| DIRECTIONS FOR THIS TASK |
Extract each line holding the word "asosiy" from the entries.

| EXTRACTED DATA |
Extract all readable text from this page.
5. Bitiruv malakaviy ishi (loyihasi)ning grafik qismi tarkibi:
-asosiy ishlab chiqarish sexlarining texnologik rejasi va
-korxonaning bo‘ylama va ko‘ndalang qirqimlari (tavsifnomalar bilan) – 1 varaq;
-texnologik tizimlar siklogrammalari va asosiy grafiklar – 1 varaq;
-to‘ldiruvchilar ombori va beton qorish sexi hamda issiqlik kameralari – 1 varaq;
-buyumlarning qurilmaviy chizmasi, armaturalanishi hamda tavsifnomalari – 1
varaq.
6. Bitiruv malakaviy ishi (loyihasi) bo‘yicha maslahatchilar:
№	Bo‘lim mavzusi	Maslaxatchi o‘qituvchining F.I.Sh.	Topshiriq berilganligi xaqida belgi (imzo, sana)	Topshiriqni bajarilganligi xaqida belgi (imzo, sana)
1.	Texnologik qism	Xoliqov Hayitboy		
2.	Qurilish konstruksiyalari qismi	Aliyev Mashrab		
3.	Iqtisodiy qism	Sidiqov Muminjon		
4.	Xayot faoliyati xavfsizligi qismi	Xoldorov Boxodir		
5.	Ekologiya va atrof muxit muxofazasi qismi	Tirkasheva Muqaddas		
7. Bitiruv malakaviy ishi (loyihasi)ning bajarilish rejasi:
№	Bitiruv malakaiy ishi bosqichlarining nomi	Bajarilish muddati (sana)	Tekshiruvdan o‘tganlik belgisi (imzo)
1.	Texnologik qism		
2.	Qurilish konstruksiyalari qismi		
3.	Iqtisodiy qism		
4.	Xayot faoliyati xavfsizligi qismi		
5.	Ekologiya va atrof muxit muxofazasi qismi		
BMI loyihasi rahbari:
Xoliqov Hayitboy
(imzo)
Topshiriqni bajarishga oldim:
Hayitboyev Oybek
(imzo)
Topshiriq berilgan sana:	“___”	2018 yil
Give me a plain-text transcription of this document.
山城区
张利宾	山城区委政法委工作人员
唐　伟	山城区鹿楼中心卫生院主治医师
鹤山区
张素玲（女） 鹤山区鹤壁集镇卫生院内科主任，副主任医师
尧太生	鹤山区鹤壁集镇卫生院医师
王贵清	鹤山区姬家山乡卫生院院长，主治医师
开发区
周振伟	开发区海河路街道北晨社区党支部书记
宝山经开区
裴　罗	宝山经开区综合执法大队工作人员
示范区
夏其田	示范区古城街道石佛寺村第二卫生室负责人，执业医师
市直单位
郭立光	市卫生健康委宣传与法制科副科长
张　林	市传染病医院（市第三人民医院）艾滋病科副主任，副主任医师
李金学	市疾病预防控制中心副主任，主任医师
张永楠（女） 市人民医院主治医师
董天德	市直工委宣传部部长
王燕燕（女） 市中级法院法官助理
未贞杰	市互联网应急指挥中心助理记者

| RESULT OF THIS EXERCISE |
-asosiy ishlab chiqarish sexlarining texnologik rejasi va
-texnologik tizimlar siklogrammalari va asosiy grafiklar – 1 varaq;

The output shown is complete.